**Challenge**
Below are some entries. Copy each line that holds the string "ответы".

Dataset items:
##############################

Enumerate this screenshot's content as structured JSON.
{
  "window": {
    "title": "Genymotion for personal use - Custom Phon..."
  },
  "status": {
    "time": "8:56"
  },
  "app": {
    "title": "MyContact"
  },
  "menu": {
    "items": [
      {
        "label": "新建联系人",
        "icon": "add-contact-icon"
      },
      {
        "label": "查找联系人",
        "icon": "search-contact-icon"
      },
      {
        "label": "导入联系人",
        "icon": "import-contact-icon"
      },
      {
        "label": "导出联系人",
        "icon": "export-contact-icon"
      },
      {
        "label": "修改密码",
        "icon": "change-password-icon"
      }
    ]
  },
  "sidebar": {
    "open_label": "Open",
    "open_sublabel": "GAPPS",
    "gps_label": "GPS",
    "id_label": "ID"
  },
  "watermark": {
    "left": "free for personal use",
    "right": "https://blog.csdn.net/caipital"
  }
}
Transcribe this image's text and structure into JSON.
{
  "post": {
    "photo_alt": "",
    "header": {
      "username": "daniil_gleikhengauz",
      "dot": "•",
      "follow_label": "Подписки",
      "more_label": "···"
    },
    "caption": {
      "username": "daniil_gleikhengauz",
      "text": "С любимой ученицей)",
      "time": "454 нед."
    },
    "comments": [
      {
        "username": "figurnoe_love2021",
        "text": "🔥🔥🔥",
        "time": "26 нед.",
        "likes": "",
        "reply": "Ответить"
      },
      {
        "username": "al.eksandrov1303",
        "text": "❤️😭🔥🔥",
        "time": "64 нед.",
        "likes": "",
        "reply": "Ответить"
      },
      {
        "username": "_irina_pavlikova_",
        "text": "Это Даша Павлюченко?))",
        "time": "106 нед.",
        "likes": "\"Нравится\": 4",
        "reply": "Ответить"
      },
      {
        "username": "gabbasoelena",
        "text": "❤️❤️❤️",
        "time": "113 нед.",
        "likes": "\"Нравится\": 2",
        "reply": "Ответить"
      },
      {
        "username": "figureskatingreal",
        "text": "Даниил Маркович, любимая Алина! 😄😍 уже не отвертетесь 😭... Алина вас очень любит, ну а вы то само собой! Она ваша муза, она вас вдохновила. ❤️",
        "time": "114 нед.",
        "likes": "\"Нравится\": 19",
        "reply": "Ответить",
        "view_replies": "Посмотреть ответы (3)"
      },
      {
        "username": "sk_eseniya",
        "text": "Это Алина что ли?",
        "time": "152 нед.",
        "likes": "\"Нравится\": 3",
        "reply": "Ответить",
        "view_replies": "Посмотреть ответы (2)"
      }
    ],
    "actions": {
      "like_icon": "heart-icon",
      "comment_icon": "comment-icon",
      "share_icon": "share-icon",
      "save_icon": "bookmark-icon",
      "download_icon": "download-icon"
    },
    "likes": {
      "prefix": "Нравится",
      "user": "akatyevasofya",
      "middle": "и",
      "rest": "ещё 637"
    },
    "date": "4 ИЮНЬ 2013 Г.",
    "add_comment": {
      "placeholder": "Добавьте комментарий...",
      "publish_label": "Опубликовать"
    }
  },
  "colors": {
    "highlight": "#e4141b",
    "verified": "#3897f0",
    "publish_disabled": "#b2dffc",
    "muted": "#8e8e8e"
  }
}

##############################

**Reply to the task**
        "view_replies": "Посмотреть ответы (3)"
        "view_replies": "Посмотреть ответы (2)"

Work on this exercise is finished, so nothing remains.